■ Exercise:
Every entry that follows should be repeated exactly; drop the images.

**** Exercise materials

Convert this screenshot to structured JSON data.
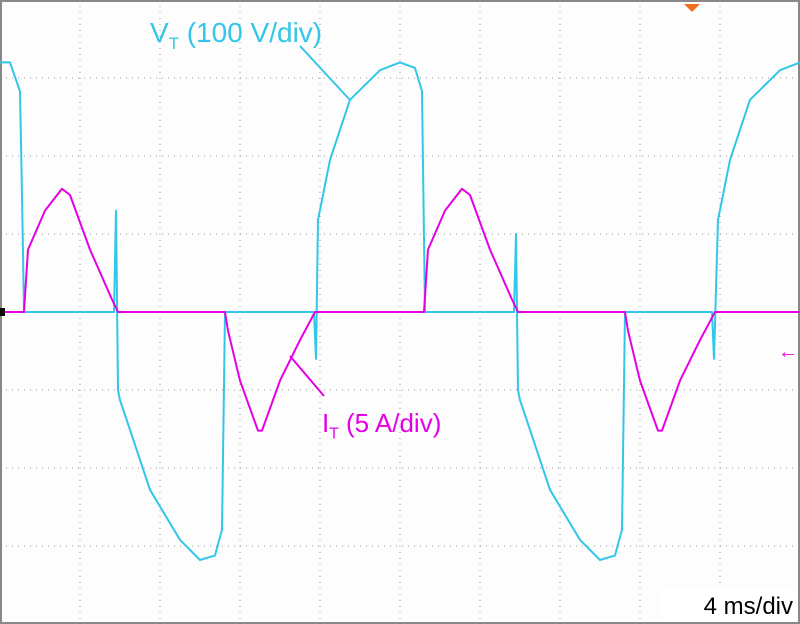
{
  "chart_data": {
    "type": "line",
    "xlim": [
      0,
      40
    ],
    "ylim": [
      -400,
      400
    ],
    "y2lim": [
      -20,
      20
    ],
    "grid": true,
    "series": [
      {
        "color": "#33c6e8",
        "x": [
          0,
          0.5,
          1.0,
          1.1,
          1.2,
          5.7,
          5.8,
          5.9,
          6.0,
          6.5,
          7.5,
          9.0,
          10.0,
          10.75,
          11.1,
          11.25,
          15.7,
          15.8,
          15.9,
          16.5,
          17.5,
          19.0,
          20.0,
          20.75,
          21.1,
          21.25,
          25.7,
          25.8,
          25.9,
          26.0,
          26.5,
          27.5,
          29.0,
          30.0,
          30.75,
          31.1,
          31.25,
          35.6,
          35.7,
          35.9,
          36.5,
          37.5,
          39.0,
          40.0
        ],
        "values": [
          320,
          320,
          283,
          150,
          0,
          0,
          130,
          -100,
          -113,
          -151,
          -228,
          -292,
          -318,
          -312,
          -279,
          0,
          0,
          -60,
          118,
          195,
          272,
          310,
          320,
          313,
          283,
          0,
          0,
          100,
          -100,
          -113,
          -151,
          -228,
          -292,
          -318,
          -312,
          -279,
          0,
          0,
          -60,
          118,
          195,
          272,
          310,
          320
        ]
      },
      {
        "color": "#e600e6",
        "axis": "y2",
        "x": [
          0,
          1.2,
          1.4,
          2.25,
          3.1,
          3.5,
          4.5,
          5.6,
          5.9,
          11.25,
          11.4,
          12.0,
          12.9,
          13.1,
          14.0,
          15.0,
          15.75,
          21.2,
          21.4,
          22.25,
          23.1,
          23.5,
          24.5,
          25.6,
          25.9,
          31.25,
          31.4,
          32.0,
          32.9,
          33.1,
          34.0,
          35.0,
          35.75,
          40
        ],
        "values": [
          0,
          0,
          4.0,
          6.5,
          7.9,
          7.5,
          4.0,
          0.8,
          0,
          0,
          -1.2,
          -4.4,
          -7.6,
          -7.6,
          -4.4,
          -1.8,
          0,
          0,
          4.0,
          6.5,
          7.9,
          7.5,
          4.0,
          0.8,
          0,
          0,
          -1.2,
          -4.4,
          -7.6,
          -7.6,
          -4.4,
          -1.8,
          0,
          0
        ]
      }
    ],
    "annotations": [
      {
        "main": "V",
        "sub": "T",
        "rest": " (100 V/div)",
        "color": "#33c6e8"
      },
      {
        "main": "I",
        "sub": "T",
        "rest": " (5 A/div)",
        "color": "#e600e6"
      },
      {
        "main": "4 ms/div",
        "color": "#000000"
      }
    ]
  }
}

********

■ In response:
Convert this screenshot to structured JSON data.
{
  "chart_data": {
    "type": "line",
    "xlim": [
      0,
      40
    ],
    "ylim": [
      -400,
      400
    ],
    "y2lim": [
      -20,
      20
    ],
    "grid": true,
    "series": [
      {
        "color": "#33c6e8",
        "x": [
          0,
          0.5,
          1.0,
          1.1,
          1.2,
          5.7,
          5.8,
          5.9,
          6.0,
          6.5,
          7.5,
          9.0,
          10.0,
          10.75,
          11.1,
          11.25,
          15.7,
          15.8,
          15.9,
          16.5,
          17.5,
          19.0,
          20.0,
          20.75,
          21.1,
          21.25,
          25.7,
          25.8,
          25.9,
          26.0,
          26.5,
          27.5,
          29.0,
          30.0,
          30.75,
          31.1,
          31.25,
          35.6,
          35.7,
          35.9,
          36.5,
          37.5,
          39.0,
          40.0
        ],
        "values": [
          320,
          320,
          283,
          150,
          0,
          0,
          130,
          -100,
          -113,
          -151,
          -228,
          -292,
          -318,
          -312,
          -279,
          0,
          0,
          -60,
          118,
          195,
          272,
          310,
          320,
          313,
          283,
          0,
          0,
          100,
          -100,
          -113,
          -151,
          -228,
          -292,
          -318,
          -312,
          -279,
          0,
          0,
          -60,
          118,
          195,
          272,
          310,
          320
        ]
      },
      {
        "color": "#e600e6",
        "axis": "y2",
        "x": [
          0,
          1.2,
          1.4,
          2.25,
          3.1,
          3.5,
          4.5,
          5.6,
          5.9,
          11.25,
          11.4,
          12.0,
          12.9,
          13.1,
          14.0,
          15.0,
          15.75,
          21.2,
          21.4,
          22.25,
          23.1,
          23.5,
          24.5,
          25.6,
          25.9,
          31.25,
          31.4,
          32.0,
          32.9,
          33.1,
          34.0,
          35.0,
          35.75,
          40
        ],
        "values": [
          0,
          0,
          4.0,
          6.5,
          7.9,
          7.5,
          4.0,
          0.8,
          0,
          0,
          -1.2,
          -4.4,
          -7.6,
          -7.6,
          -4.4,
          -1.8,
          0,
          0,
          4.0,
          6.5,
          7.9,
          7.5,
          4.0,
          0.8,
          0,
          0,
          -1.2,
          -4.4,
          -7.6,
          -7.6,
          -4.4,
          -1.8,
          0,
          0
        ]
      }
    ],
    "annotations": [
      {
        "main": "V",
        "sub": "T",
        "rest": " (100 V/div)",
        "color": "#33c6e8"
      },
      {
        "main": "I",
        "sub": "T",
        "rest": " (5 A/div)",
        "color": "#e600e6"
      },
      {
        "main": "4 ms/div",
        "color": "#000000"
      }
    ]
  }
}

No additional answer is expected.